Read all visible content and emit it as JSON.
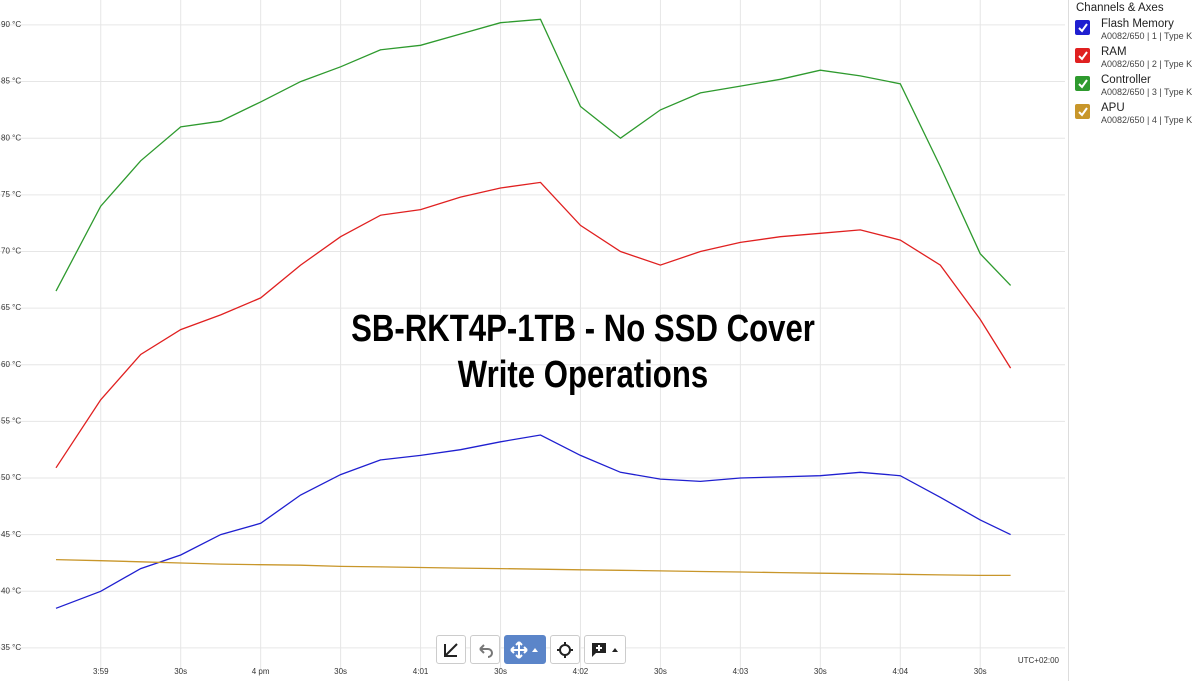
{
  "chart_data": {
    "type": "line",
    "title": "SB-RKT4P-1TB - No SSD Cover",
    "subtitle": "Write Operations",
    "timezone_label": "UTC+02:00",
    "x": [
      58.72,
      59,
      59.25,
      59.5,
      59.75,
      60,
      60.25,
      60.5,
      60.75,
      61,
      61.25,
      61.5,
      61.75,
      62,
      62.25,
      62.5,
      62.75,
      63,
      63.25,
      63.5,
      63.75,
      64,
      64.25,
      64.5,
      64.69
    ],
    "xlim": [
      58.37,
      65.03
    ],
    "xticks": [
      {
        "value": 59,
        "label": "3:59"
      },
      {
        "value": 59.5,
        "label": "30s"
      },
      {
        "value": 60,
        "label": "4 pm"
      },
      {
        "value": 60.5,
        "label": "30s"
      },
      {
        "value": 61,
        "label": "4:01"
      },
      {
        "value": 61.5,
        "label": "30s"
      },
      {
        "value": 62,
        "label": "4:02"
      },
      {
        "value": 62.5,
        "label": "30s"
      },
      {
        "value": 63,
        "label": "4:03"
      },
      {
        "value": 63.5,
        "label": "30s"
      },
      {
        "value": 64,
        "label": "4:04"
      },
      {
        "value": 64.5,
        "label": "30s"
      }
    ],
    "ylim": [
      33.05,
      92.2
    ],
    "yticks": [
      {
        "value": 35,
        "label": "35 °C"
      },
      {
        "value": 40,
        "label": "40 °C"
      },
      {
        "value": 45,
        "label": "45 °C"
      },
      {
        "value": 50,
        "label": "50 °C"
      },
      {
        "value": 55,
        "label": "55 °C"
      },
      {
        "value": 60,
        "label": "60 °C"
      },
      {
        "value": 65,
        "label": "65 °C"
      },
      {
        "value": 70,
        "label": "70 °C"
      },
      {
        "value": 75,
        "label": "75 °C"
      },
      {
        "value": 80,
        "label": "80 °C"
      },
      {
        "value": 85,
        "label": "85 °C"
      },
      {
        "value": 90,
        "label": "90 °C"
      }
    ],
    "grid": true,
    "legend_title": "Channels & Axes",
    "series": [
      {
        "name": "Flash Memory",
        "detail": "A0082/650 | 1 | Type K",
        "color": "#1f1fd0",
        "values": [
          38.5,
          40,
          42,
          43.2,
          45,
          46,
          48.5,
          50.3,
          51.6,
          52,
          52.5,
          53.2,
          53.8,
          52,
          50.5,
          49.9,
          49.7,
          50,
          50.1,
          50.2,
          50.5,
          50.2,
          48.3,
          46.3,
          45
        ]
      },
      {
        "name": "RAM",
        "detail": "A0082/650 | 2 | Type K",
        "color": "#e02020",
        "values": [
          50.9,
          56.9,
          60.9,
          63.1,
          64.4,
          65.9,
          68.8,
          71.3,
          73.2,
          73.7,
          74.8,
          75.6,
          76.1,
          72.3,
          70,
          68.8,
          70,
          70.8,
          71.3,
          71.6,
          71.9,
          71,
          68.8,
          64,
          59.7
        ]
      },
      {
        "name": "Controller",
        "detail": "A0082/650 | 3 | Type K",
        "color": "#2e9a2e",
        "values": [
          66.5,
          74,
          78,
          81,
          81.5,
          83.2,
          85,
          86.3,
          87.8,
          88.2,
          89.2,
          90.2,
          90.5,
          82.8,
          80,
          82.5,
          84,
          84.6,
          85.2,
          86,
          85.5,
          84.8,
          77.5,
          69.8,
          67
        ]
      },
      {
        "name": "APU",
        "detail": "A0082/650 | 4 | Type K",
        "color": "#c8962a",
        "values": [
          42.8,
          42.7,
          42.6,
          42.5,
          42.4,
          42.35,
          42.3,
          42.2,
          42.15,
          42.1,
          42.05,
          42,
          41.95,
          41.9,
          41.85,
          41.8,
          41.75,
          41.7,
          41.65,
          41.6,
          41.55,
          41.5,
          41.45,
          41.4,
          41.4
        ]
      }
    ]
  }
}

════════════════

▸ **TASK**: Show the lines from the data above that contain the string "color".

▸ **RESPONSE BELOW**:
        "color": "#1f1fd0",
        "color": "#e02020",
        "color": "#2e9a2e",
        "color": "#c8962a",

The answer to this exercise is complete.